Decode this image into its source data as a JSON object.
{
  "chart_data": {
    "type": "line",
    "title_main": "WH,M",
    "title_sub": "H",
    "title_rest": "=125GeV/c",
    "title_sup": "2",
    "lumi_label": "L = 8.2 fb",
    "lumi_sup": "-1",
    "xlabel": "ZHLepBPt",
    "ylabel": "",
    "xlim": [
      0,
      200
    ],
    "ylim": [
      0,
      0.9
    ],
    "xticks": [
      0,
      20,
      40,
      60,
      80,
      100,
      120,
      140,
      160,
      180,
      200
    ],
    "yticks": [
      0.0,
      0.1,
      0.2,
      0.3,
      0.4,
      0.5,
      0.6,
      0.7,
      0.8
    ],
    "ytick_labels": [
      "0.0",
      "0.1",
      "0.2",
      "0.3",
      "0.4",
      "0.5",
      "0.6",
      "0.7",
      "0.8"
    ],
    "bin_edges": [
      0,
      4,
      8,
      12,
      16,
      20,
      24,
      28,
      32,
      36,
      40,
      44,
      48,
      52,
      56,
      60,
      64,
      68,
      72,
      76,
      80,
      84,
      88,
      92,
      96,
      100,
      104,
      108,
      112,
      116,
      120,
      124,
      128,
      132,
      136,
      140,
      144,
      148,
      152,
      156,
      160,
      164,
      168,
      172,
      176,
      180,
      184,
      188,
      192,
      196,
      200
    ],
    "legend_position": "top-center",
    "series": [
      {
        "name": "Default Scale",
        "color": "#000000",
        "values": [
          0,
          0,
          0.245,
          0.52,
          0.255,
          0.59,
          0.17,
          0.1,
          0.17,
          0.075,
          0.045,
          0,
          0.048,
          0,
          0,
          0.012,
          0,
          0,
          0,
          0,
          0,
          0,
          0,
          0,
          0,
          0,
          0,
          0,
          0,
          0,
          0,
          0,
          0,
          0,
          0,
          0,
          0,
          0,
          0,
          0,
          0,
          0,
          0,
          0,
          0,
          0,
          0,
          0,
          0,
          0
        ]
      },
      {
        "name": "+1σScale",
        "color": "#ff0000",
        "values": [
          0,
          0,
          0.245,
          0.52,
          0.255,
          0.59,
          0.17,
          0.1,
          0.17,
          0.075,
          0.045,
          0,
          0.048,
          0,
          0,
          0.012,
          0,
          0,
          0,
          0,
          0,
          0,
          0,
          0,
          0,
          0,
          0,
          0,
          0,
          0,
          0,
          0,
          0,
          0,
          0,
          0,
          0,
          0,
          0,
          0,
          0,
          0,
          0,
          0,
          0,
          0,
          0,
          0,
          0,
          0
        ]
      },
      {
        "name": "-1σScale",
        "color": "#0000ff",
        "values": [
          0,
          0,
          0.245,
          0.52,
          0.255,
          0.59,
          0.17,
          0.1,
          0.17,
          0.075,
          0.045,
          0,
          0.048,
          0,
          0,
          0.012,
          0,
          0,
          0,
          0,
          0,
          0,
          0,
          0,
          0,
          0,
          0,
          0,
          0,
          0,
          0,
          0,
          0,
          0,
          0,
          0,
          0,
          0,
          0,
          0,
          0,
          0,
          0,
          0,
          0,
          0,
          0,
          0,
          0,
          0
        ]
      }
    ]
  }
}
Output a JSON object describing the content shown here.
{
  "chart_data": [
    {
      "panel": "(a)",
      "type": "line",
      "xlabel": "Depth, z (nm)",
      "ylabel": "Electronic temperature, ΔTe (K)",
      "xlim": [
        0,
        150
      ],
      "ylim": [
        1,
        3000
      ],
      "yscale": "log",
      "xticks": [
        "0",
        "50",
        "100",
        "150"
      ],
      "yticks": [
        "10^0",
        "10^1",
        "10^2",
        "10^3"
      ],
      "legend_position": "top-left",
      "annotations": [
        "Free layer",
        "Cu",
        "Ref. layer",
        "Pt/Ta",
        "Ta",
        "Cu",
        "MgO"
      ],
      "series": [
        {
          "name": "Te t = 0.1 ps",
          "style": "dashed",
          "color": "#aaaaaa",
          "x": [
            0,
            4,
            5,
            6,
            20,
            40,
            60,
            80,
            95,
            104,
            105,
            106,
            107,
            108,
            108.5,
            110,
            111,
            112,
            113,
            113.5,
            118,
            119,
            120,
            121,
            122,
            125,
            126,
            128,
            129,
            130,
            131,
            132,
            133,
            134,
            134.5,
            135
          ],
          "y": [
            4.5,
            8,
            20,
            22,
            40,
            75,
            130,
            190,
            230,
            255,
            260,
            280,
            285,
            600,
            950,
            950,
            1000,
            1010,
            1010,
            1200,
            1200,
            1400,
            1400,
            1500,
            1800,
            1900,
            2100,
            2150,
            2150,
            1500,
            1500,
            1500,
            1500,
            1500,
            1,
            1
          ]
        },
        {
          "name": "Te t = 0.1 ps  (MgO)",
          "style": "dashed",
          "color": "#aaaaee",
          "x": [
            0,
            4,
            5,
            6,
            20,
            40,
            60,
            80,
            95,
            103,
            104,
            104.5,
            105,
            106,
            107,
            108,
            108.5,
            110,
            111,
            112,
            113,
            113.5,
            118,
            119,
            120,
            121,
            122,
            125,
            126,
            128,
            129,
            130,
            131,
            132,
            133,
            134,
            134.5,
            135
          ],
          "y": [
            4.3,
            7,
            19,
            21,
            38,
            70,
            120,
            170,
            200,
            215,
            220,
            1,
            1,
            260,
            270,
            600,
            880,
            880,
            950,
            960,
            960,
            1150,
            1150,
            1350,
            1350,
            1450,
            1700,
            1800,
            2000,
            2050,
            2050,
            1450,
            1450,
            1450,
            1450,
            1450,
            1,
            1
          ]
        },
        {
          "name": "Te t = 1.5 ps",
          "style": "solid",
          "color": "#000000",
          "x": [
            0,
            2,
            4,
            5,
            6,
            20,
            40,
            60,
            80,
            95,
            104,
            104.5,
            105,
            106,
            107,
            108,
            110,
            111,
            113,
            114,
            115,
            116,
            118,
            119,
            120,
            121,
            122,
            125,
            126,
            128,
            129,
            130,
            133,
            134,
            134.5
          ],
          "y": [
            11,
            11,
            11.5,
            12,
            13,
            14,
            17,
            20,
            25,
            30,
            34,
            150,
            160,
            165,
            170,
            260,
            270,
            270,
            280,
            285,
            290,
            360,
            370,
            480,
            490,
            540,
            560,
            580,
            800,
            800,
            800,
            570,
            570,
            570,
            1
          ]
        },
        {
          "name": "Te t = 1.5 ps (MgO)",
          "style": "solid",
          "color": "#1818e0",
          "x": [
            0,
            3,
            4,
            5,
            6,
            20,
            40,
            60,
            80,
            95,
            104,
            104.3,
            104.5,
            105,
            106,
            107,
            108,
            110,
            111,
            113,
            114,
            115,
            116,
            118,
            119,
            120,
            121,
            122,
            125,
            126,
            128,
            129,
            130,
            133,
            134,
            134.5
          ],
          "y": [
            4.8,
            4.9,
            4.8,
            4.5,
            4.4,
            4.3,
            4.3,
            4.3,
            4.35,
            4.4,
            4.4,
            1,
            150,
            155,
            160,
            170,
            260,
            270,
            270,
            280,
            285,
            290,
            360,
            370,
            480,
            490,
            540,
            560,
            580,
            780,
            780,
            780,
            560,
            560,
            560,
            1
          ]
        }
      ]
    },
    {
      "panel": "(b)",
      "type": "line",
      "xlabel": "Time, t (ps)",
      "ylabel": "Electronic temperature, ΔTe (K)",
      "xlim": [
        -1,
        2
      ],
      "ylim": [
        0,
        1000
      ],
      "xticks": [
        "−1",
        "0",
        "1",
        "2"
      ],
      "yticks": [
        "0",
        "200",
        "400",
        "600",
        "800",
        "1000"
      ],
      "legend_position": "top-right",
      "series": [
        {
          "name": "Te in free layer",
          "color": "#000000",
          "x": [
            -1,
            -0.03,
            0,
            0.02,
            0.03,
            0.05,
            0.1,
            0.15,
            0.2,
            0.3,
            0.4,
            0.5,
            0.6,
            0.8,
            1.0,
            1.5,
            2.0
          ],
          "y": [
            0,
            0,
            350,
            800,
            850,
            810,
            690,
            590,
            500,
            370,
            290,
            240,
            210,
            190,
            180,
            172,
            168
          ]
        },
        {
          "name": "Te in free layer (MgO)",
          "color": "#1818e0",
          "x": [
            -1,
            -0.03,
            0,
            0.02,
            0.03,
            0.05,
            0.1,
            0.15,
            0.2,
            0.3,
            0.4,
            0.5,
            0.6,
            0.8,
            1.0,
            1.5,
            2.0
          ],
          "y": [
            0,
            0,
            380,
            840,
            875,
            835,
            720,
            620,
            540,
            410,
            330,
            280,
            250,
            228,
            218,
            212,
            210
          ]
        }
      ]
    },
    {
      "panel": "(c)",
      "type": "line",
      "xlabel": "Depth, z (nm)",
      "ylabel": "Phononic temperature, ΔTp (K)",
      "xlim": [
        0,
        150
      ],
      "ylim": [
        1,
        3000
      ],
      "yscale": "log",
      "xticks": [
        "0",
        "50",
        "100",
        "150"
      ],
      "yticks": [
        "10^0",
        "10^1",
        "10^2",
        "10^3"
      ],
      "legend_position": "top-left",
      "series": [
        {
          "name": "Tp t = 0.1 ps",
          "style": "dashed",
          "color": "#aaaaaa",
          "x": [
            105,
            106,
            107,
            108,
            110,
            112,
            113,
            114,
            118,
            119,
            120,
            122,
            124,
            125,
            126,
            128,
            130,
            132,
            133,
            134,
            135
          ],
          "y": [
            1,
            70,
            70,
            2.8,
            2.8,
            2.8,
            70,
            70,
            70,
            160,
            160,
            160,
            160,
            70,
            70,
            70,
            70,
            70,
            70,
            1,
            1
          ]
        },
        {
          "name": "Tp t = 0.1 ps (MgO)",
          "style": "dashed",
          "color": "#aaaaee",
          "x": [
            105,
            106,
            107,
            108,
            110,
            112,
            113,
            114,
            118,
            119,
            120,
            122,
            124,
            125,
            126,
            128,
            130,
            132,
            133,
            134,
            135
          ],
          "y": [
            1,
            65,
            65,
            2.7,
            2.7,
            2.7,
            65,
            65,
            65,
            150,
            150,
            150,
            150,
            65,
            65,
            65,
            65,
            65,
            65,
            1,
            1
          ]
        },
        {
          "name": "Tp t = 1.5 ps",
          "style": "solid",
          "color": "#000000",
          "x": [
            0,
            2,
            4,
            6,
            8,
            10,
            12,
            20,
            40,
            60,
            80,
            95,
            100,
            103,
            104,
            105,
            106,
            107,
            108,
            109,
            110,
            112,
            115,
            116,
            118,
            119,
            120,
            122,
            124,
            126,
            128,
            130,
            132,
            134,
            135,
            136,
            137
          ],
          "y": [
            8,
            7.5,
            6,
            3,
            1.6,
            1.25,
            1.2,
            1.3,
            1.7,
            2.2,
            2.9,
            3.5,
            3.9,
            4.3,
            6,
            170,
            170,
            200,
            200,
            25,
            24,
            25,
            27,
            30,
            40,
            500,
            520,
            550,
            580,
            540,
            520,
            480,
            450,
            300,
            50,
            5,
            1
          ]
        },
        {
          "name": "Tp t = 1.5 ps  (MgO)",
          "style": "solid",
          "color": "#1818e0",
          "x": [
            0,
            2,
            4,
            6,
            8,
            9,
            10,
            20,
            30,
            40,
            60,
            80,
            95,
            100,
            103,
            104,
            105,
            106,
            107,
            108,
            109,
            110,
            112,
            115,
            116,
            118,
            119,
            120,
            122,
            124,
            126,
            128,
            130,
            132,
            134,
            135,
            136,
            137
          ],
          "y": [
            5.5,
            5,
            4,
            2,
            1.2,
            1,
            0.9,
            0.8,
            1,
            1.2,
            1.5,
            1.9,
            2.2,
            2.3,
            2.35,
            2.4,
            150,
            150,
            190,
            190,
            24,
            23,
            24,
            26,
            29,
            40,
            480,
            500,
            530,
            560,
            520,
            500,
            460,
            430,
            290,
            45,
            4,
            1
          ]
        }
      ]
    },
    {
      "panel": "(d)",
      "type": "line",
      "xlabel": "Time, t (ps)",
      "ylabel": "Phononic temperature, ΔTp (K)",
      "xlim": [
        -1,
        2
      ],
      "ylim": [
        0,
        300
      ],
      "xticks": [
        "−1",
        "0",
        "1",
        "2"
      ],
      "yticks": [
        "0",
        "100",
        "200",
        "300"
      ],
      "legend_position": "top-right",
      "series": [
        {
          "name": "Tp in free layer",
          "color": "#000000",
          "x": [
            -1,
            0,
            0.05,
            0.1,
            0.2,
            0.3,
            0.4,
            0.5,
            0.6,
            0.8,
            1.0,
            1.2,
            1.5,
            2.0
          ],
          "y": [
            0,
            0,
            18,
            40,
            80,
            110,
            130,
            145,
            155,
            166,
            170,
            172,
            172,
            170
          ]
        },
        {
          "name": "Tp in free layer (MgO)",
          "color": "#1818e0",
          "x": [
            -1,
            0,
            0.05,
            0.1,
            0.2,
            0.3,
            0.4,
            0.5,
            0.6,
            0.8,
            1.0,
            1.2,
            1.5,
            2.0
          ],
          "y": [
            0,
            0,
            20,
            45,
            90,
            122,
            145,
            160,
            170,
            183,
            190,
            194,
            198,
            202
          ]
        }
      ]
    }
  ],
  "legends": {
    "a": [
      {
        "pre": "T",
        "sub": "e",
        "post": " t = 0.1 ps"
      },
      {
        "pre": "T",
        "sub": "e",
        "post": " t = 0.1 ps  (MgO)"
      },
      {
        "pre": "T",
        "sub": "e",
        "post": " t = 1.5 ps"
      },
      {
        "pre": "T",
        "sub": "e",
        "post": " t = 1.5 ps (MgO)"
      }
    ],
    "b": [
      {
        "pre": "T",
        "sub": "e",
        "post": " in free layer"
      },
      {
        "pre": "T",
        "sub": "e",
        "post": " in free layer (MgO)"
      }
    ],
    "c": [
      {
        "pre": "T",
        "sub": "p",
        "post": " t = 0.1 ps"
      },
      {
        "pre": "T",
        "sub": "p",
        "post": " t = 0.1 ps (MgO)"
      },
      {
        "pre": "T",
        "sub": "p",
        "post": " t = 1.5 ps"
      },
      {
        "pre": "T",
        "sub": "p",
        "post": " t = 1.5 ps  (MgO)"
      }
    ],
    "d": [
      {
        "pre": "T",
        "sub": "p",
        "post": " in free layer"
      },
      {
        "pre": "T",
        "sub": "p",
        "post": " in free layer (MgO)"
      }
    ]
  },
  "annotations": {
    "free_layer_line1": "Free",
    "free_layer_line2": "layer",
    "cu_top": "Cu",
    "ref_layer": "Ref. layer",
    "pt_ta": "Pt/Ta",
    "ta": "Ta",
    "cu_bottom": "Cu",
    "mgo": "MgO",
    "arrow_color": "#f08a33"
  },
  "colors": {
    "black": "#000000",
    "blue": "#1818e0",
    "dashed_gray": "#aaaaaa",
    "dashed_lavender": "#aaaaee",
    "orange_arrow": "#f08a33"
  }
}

^^^^^^^^^^^^^^^^

Your task: Search the entries for the string "object" and collect each line that has it.

Answer to this task:
Decode this image into its source data as a JSON object.
Output a JSON object describing the content shown here.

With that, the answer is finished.